_Your goal_
Skip the images and copy each record exactly as written.

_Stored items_
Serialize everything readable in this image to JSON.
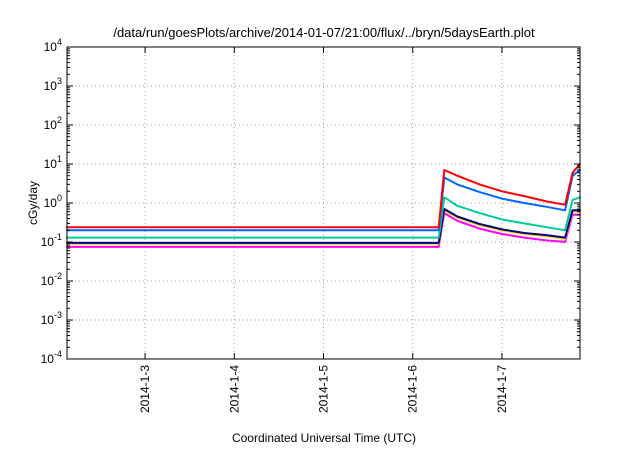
{
  "chart_data": {
    "type": "line",
    "title": "/data/run/goesPlots/archive/2014-01-07/21:00/flux/../bryn/5daysEarth.plot",
    "xlabel": "Coordinated Universal Time (UTC)",
    "ylabel": "cGy/day",
    "yscale": "log",
    "ylim": [
      0.0001,
      10000
    ],
    "xlim": [
      "2014-01-02T03:00",
      "2014-01-07T21:00"
    ],
    "grid": true,
    "legend": "none",
    "y_ticks": [
      {
        "base": "10",
        "exp": "-4",
        "value": 0.0001
      },
      {
        "base": "10",
        "exp": "-3",
        "value": 0.001
      },
      {
        "base": "10",
        "exp": "-2",
        "value": 0.01
      },
      {
        "base": "10",
        "exp": "-1",
        "value": 0.1
      },
      {
        "base": "10",
        "exp": "0",
        "value": 1
      },
      {
        "base": "10",
        "exp": "1",
        "value": 10
      },
      {
        "base": "10",
        "exp": "2",
        "value": 100
      },
      {
        "base": "10",
        "exp": "3",
        "value": 1000
      },
      {
        "base": "10",
        "exp": "4",
        "value": 10000
      }
    ],
    "x_ticks": [
      {
        "label": "2014-1-3",
        "date": "2014-01-03T00:00"
      },
      {
        "label": "2014-1-4",
        "date": "2014-01-04T00:00"
      },
      {
        "label": "2014-1-5",
        "date": "2014-01-05T00:00"
      },
      {
        "label": "2014-1-6",
        "date": "2014-01-06T00:00"
      },
      {
        "label": "2014-1-7",
        "date": "2014-01-07T00:00"
      }
    ],
    "series": [
      {
        "color": "#ff00ff",
        "x": [
          "2014-01-02T03:00",
          "2014-01-02T12:00",
          "2014-01-03T00:00",
          "2014-01-03T12:00",
          "2014-01-04T00:00",
          "2014-01-04T12:00",
          "2014-01-05T00:00",
          "2014-01-05T12:00",
          "2014-01-06T00:00",
          "2014-01-06T07:00",
          "2014-01-06T08:30",
          "2014-01-06T12:00",
          "2014-01-06T18:00",
          "2014-01-07T00:00",
          "2014-01-07T06:00",
          "2014-01-07T12:00",
          "2014-01-07T17:00",
          "2014-01-07T19:00",
          "2014-01-07T21:00"
        ],
        "values": [
          0.075,
          0.075,
          0.075,
          0.075,
          0.075,
          0.075,
          0.075,
          0.075,
          0.075,
          0.075,
          0.55,
          0.35,
          0.22,
          0.16,
          0.13,
          0.11,
          0.1,
          0.5,
          0.5
        ]
      },
      {
        "color": "#ffd700",
        "x": [
          "2014-01-02T03:00",
          "2014-01-02T12:00",
          "2014-01-03T00:00",
          "2014-01-03T12:00",
          "2014-01-04T00:00",
          "2014-01-04T12:00",
          "2014-01-05T00:00",
          "2014-01-05T12:00",
          "2014-01-06T00:00",
          "2014-01-06T07:00",
          "2014-01-06T08:30",
          "2014-01-06T12:00",
          "2014-01-06T18:00",
          "2014-01-07T00:00",
          "2014-01-07T06:00",
          "2014-01-07T12:00",
          "2014-01-07T17:00",
          "2014-01-07T19:00",
          "2014-01-07T21:00"
        ],
        "values": [
          0.09,
          0.09,
          0.09,
          0.09,
          0.09,
          0.09,
          0.09,
          0.09,
          0.09,
          0.09,
          0.65,
          0.42,
          0.27,
          0.2,
          0.16,
          0.14,
          0.12,
          0.6,
          0.6
        ]
      },
      {
        "color": "#000080",
        "x": [
          "2014-01-02T03:00",
          "2014-01-02T12:00",
          "2014-01-03T00:00",
          "2014-01-03T12:00",
          "2014-01-04T00:00",
          "2014-01-04T12:00",
          "2014-01-05T00:00",
          "2014-01-05T12:00",
          "2014-01-06T00:00",
          "2014-01-06T07:00",
          "2014-01-06T08:30",
          "2014-01-06T12:00",
          "2014-01-06T18:00",
          "2014-01-07T00:00",
          "2014-01-07T06:00",
          "2014-01-07T12:00",
          "2014-01-07T17:00",
          "2014-01-07T19:00",
          "2014-01-07T21:00"
        ],
        "values": [
          0.095,
          0.095,
          0.095,
          0.095,
          0.095,
          0.095,
          0.095,
          0.095,
          0.095,
          0.095,
          0.7,
          0.45,
          0.29,
          0.21,
          0.17,
          0.15,
          0.13,
          0.65,
          0.65
        ]
      },
      {
        "color": "#00cc99",
        "x": [
          "2014-01-02T03:00",
          "2014-01-02T12:00",
          "2014-01-03T00:00",
          "2014-01-03T12:00",
          "2014-01-04T00:00",
          "2014-01-04T12:00",
          "2014-01-05T00:00",
          "2014-01-05T12:00",
          "2014-01-06T00:00",
          "2014-01-06T07:00",
          "2014-01-06T08:30",
          "2014-01-06T12:00",
          "2014-01-06T18:00",
          "2014-01-07T00:00",
          "2014-01-07T06:00",
          "2014-01-07T12:00",
          "2014-01-07T17:00",
          "2014-01-07T19:00",
          "2014-01-07T21:00"
        ],
        "values": [
          0.13,
          0.13,
          0.13,
          0.13,
          0.13,
          0.13,
          0.13,
          0.13,
          0.13,
          0.13,
          1.4,
          0.85,
          0.55,
          0.38,
          0.3,
          0.24,
          0.2,
          1.2,
          1.4
        ]
      },
      {
        "color": "#0066ff",
        "x": [
          "2014-01-02T03:00",
          "2014-01-02T12:00",
          "2014-01-03T00:00",
          "2014-01-03T12:00",
          "2014-01-04T00:00",
          "2014-01-04T12:00",
          "2014-01-05T00:00",
          "2014-01-05T12:00",
          "2014-01-06T00:00",
          "2014-01-06T07:00",
          "2014-01-06T08:30",
          "2014-01-06T12:00",
          "2014-01-06T18:00",
          "2014-01-07T00:00",
          "2014-01-07T06:00",
          "2014-01-07T12:00",
          "2014-01-07T17:00",
          "2014-01-07T19:00",
          "2014-01-07T21:00"
        ],
        "values": [
          0.2,
          0.2,
          0.2,
          0.2,
          0.2,
          0.2,
          0.2,
          0.2,
          0.2,
          0.2,
          4.5,
          3.0,
          1.9,
          1.3,
          1.0,
          0.8,
          0.65,
          5.0,
          7.0
        ]
      },
      {
        "color": "#ff0000",
        "x": [
          "2014-01-02T03:00",
          "2014-01-02T12:00",
          "2014-01-03T00:00",
          "2014-01-03T12:00",
          "2014-01-04T00:00",
          "2014-01-04T12:00",
          "2014-01-05T00:00",
          "2014-01-05T12:00",
          "2014-01-06T00:00",
          "2014-01-06T07:00",
          "2014-01-06T08:30",
          "2014-01-06T12:00",
          "2014-01-06T18:00",
          "2014-01-07T00:00",
          "2014-01-07T06:00",
          "2014-01-07T12:00",
          "2014-01-07T17:00",
          "2014-01-07T19:00",
          "2014-01-07T21:00"
        ],
        "values": [
          0.24,
          0.24,
          0.24,
          0.24,
          0.24,
          0.24,
          0.24,
          0.24,
          0.24,
          0.24,
          7.0,
          5.0,
          3.0,
          2.0,
          1.5,
          1.1,
          0.9,
          6.0,
          10.0
        ]
      }
    ]
  }
}
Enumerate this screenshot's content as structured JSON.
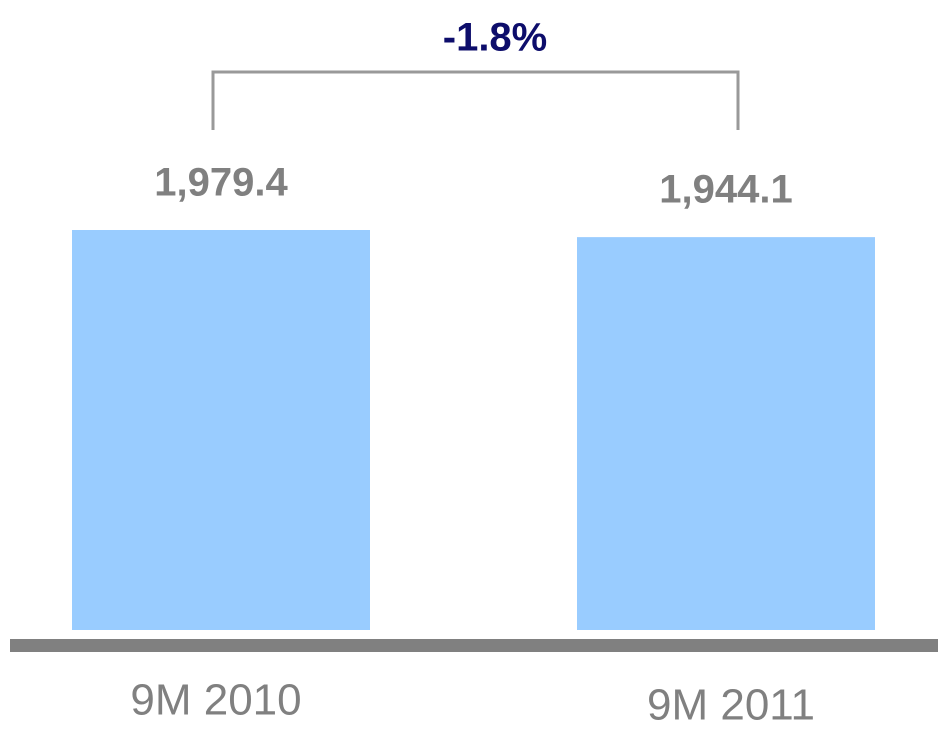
{
  "chart_data": {
    "type": "bar",
    "categories": [
      "9M 2010",
      "9M 2011"
    ],
    "values": [
      1979.4,
      1944.1
    ],
    "value_labels": [
      "1,979.4",
      "1,944.1"
    ],
    "color": "#99ccff",
    "annotation": "-1.8%"
  }
}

_The solution_
Serialize everything readable in this image to JSON.
{
  "chart_data": {
    "type": "line",
    "title": "/data/run/goesPlots/archive/2014-01-07/21:00/flux/../bryn/5daysEarth.plot",
    "xlabel": "Coordinated Universal Time (UTC)",
    "ylabel": "cGy/day",
    "yscale": "log",
    "ylim": [
      0.0001,
      10000
    ],
    "xlim": [
      "2014-01-02T03:00",
      "2014-01-07T21:00"
    ],
    "grid": true,
    "legend": "none",
    "y_ticks": [
      {
        "base": "10",
        "exp": "-4",
        "value": 0.0001
      },
      {
        "base": "10",
        "exp": "-3",
        "value": 0.001
      },
      {
        "base": "10",
        "exp": "-2",
        "value": 0.01
      },
      {
        "base": "10",
        "exp": "-1",
        "value": 0.1
      },
      {
        "base": "10",
        "exp": "0",
        "value": 1
      },
      {
        "base": "10",
        "exp": "1",
        "value": 10
      },
      {
        "base": "10",
        "exp": "2",
        "value": 100
      },
      {
        "base": "10",
        "exp": "3",
        "value": 1000
      },
      {
        "base": "10",
        "exp": "4",
        "value": 10000
      }
    ],
    "x_ticks": [
      {
        "label": "2014-1-3",
        "date": "2014-01-03T00:00"
      },
      {
        "label": "2014-1-4",
        "date": "2014-01-04T00:00"
      },
      {
        "label": "2014-1-5",
        "date": "2014-01-05T00:00"
      },
      {
        "label": "2014-1-6",
        "date": "2014-01-06T00:00"
      },
      {
        "label": "2014-1-7",
        "date": "2014-01-07T00:00"
      }
    ],
    "series": [
      {
        "color": "#ff00ff",
        "x": [
          "2014-01-02T03:00",
          "2014-01-02T12:00",
          "2014-01-03T00:00",
          "2014-01-03T12:00",
          "2014-01-04T00:00",
          "2014-01-04T12:00",
          "2014-01-05T00:00",
          "2014-01-05T12:00",
          "2014-01-06T00:00",
          "2014-01-06T07:00",
          "2014-01-06T08:30",
          "2014-01-06T12:00",
          "2014-01-06T18:00",
          "2014-01-07T00:00",
          "2014-01-07T06:00",
          "2014-01-07T12:00",
          "2014-01-07T17:00",
          "2014-01-07T19:00",
          "2014-01-07T21:00"
        ],
        "values": [
          0.075,
          0.075,
          0.075,
          0.075,
          0.075,
          0.075,
          0.075,
          0.075,
          0.075,
          0.075,
          0.55,
          0.35,
          0.22,
          0.16,
          0.13,
          0.11,
          0.1,
          0.5,
          0.5
        ]
      },
      {
        "color": "#ffd700",
        "x": [
          "2014-01-02T03:00",
          "2014-01-02T12:00",
          "2014-01-03T00:00",
          "2014-01-03T12:00",
          "2014-01-04T00:00",
          "2014-01-04T12:00",
          "2014-01-05T00:00",
          "2014-01-05T12:00",
          "2014-01-06T00:00",
          "2014-01-06T07:00",
          "2014-01-06T08:30",
          "2014-01-06T12:00",
          "2014-01-06T18:00",
          "2014-01-07T00:00",
          "2014-01-07T06:00",
          "2014-01-07T12:00",
          "2014-01-07T17:00",
          "2014-01-07T19:00",
          "2014-01-07T21:00"
        ],
        "values": [
          0.09,
          0.09,
          0.09,
          0.09,
          0.09,
          0.09,
          0.09,
          0.09,
          0.09,
          0.09,
          0.65,
          0.42,
          0.27,
          0.2,
          0.16,
          0.14,
          0.12,
          0.6,
          0.6
        ]
      },
      {
        "color": "#000080",
        "x": [
          "2014-01-02T03:00",
          "2014-01-02T12:00",
          "2014-01-03T00:00",
          "2014-01-03T12:00",
          "2014-01-04T00:00",
          "2014-01-04T12:00",
          "2014-01-05T00:00",
          "2014-01-05T12:00",
          "2014-01-06T00:00",
          "2014-01-06T07:00",
          "2014-01-06T08:30",
          "2014-01-06T12:00",
          "2014-01-06T18:00",
          "2014-01-07T00:00",
          "2014-01-07T06:00",
          "2014-01-07T12:00",
          "2014-01-07T17:00",
          "2014-01-07T19:00",
          "2014-01-07T21:00"
        ],
        "values": [
          0.095,
          0.095,
          0.095,
          0.095,
          0.095,
          0.095,
          0.095,
          0.095,
          0.095,
          0.095,
          0.7,
          0.45,
          0.29,
          0.21,
          0.17,
          0.15,
          0.13,
          0.65,
          0.65
        ]
      },
      {
        "color": "#00cc99",
        "x": [
          "2014-01-02T03:00",
          "2014-01-02T12:00",
          "2014-01-03T00:00",
          "2014-01-03T12:00",
          "2014-01-04T00:00",
          "2014-01-04T12:00",
          "2014-01-05T00:00",
          "2014-01-05T12:00",
          "2014-01-06T00:00",
          "2014-01-06T07:00",
          "2014-01-06T08:30",
          "2014-01-06T12:00",
          "2014-01-06T18:00",
          "2014-01-07T00:00",
          "2014-01-07T06:00",
          "2014-01-07T12:00",
          "2014-01-07T17:00",
          "2014-01-07T19:00",
          "2014-01-07T21:00"
        ],
        "values": [
          0.13,
          0.13,
          0.13,
          0.13,
          0.13,
          0.13,
          0.13,
          0.13,
          0.13,
          0.13,
          1.4,
          0.85,
          0.55,
          0.38,
          0.3,
          0.24,
          0.2,
          1.2,
          1.4
        ]
      },
      {
        "color": "#0066ff",
        "x": [
          "2014-01-02T03:00",
          "2014-01-02T12:00",
          "2014-01-03T00:00",
          "2014-01-03T12:00",
          "2014-01-04T00:00",
          "2014-01-04T12:00",
          "2014-01-05T00:00",
          "2014-01-05T12:00",
          "2014-01-06T00:00",
          "2014-01-06T07:00",
          "2014-01-06T08:30",
          "2014-01-06T12:00",
          "2014-01-06T18:00",
          "2014-01-07T00:00",
          "2014-01-07T06:00",
          "2014-01-07T12:00",
          "2014-01-07T17:00",
          "2014-01-07T19:00",
          "2014-01-07T21:00"
        ],
        "values": [
          0.2,
          0.2,
          0.2,
          0.2,
          0.2,
          0.2,
          0.2,
          0.2,
          0.2,
          0.2,
          4.5,
          3.0,
          1.9,
          1.3,
          1.0,
          0.8,
          0.65,
          5.0,
          7.0
        ]
      },
      {
        "color": "#ff0000",
        "x": [
          "2014-01-02T03:00",
          "2014-01-02T12:00",
          "2014-01-03T00:00",
          "2014-01-03T12:00",
          "2014-01-04T00:00",
          "2014-01-04T12:00",
          "2014-01-05T00:00",
          "2014-01-05T12:00",
          "2014-01-06T00:00",
          "2014-01-06T07:00",
          "2014-01-06T08:30",
          "2014-01-06T12:00",
          "2014-01-06T18:00",
          "2014-01-07T00:00",
          "2014-01-07T06:00",
          "2014-01-07T12:00",
          "2014-01-07T17:00",
          "2014-01-07T19:00",
          "2014-01-07T21:00"
        ],
        "values": [
          0.24,
          0.24,
          0.24,
          0.24,
          0.24,
          0.24,
          0.24,
          0.24,
          0.24,
          0.24,
          7.0,
          5.0,
          3.0,
          2.0,
          1.5,
          1.1,
          0.9,
          6.0,
          10.0
        ]
      }
    ]
  }
}
Enumerate this screenshot's content as structured JSON.
{
  "chart_data": {
    "type": "bar",
    "categories": [
      "9M 2010",
      "9M 2011"
    ],
    "values": [
      1979.4,
      1944.1
    ],
    "value_labels": [
      "1,979.4",
      "1,944.1"
    ],
    "color": "#99ccff",
    "annotation": "-1.8%"
  }
}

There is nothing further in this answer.